WORK INSTRUCTIONS: Read the listing and extract each line that includes the word "JSON".

# START OF STORED DATA

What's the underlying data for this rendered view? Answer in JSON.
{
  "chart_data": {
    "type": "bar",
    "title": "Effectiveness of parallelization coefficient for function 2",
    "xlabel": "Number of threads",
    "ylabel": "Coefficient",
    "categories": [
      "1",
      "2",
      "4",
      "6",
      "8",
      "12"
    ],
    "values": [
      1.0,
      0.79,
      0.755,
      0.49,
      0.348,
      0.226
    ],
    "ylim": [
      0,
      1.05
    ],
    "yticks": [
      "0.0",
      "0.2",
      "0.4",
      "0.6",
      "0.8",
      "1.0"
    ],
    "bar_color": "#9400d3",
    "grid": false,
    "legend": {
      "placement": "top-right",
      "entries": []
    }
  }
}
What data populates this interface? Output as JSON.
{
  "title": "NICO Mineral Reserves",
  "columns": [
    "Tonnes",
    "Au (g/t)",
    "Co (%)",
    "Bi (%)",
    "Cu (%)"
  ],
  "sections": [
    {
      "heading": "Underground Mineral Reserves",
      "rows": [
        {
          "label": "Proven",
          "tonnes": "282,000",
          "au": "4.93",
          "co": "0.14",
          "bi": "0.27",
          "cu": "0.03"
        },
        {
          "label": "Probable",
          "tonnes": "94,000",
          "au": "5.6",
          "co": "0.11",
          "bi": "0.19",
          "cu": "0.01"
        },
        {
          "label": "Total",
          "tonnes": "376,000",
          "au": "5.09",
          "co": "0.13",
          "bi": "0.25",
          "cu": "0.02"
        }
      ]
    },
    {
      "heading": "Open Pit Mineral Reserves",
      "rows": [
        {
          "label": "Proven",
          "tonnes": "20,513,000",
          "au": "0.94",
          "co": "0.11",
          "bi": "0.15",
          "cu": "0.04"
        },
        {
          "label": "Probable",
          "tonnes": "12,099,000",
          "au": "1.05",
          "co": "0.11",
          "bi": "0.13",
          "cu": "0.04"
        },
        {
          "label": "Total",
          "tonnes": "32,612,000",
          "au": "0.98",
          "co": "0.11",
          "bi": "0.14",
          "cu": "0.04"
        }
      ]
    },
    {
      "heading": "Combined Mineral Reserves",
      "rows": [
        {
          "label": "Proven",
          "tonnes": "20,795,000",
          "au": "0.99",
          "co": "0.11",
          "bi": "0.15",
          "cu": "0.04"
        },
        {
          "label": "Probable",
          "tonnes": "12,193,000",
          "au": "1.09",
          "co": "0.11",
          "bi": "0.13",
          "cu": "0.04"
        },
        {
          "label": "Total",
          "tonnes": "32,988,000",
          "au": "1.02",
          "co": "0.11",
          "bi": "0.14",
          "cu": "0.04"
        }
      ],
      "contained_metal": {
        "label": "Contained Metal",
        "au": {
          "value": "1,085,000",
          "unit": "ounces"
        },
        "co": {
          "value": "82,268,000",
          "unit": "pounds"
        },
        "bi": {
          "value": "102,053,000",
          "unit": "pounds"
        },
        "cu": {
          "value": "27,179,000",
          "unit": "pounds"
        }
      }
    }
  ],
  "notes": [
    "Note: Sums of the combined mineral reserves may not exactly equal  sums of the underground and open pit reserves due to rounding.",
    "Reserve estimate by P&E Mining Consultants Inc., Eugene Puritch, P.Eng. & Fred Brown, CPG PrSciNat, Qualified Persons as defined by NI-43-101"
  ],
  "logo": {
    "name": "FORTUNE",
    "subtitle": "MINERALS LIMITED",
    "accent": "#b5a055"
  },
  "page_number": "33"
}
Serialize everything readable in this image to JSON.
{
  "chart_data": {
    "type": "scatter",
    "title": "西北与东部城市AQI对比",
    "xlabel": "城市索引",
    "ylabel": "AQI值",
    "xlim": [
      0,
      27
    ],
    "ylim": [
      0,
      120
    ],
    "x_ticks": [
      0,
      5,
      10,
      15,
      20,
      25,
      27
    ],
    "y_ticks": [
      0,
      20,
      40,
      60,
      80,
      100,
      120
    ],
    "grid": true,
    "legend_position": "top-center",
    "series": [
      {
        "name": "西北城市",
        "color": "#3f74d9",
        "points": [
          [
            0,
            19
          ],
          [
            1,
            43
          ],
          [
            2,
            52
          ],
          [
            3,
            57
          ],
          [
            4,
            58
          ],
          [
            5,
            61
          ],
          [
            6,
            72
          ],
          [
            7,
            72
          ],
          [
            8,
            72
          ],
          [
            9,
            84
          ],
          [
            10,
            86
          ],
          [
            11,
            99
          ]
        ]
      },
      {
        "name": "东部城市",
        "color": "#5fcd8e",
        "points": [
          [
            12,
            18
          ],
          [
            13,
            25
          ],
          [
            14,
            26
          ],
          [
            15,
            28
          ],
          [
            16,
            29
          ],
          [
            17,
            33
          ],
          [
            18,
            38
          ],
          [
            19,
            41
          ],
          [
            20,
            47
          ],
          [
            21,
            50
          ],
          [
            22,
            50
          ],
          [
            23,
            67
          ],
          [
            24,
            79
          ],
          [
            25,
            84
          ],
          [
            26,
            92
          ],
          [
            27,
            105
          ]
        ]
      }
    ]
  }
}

# END OF STORED DATA

RESPONSE FOR THIS EXERCISE:
What's the underlying data for this rendered view? Answer in JSON.
What data populates this interface? Output as JSON.
Serialize everything readable in this image to JSON.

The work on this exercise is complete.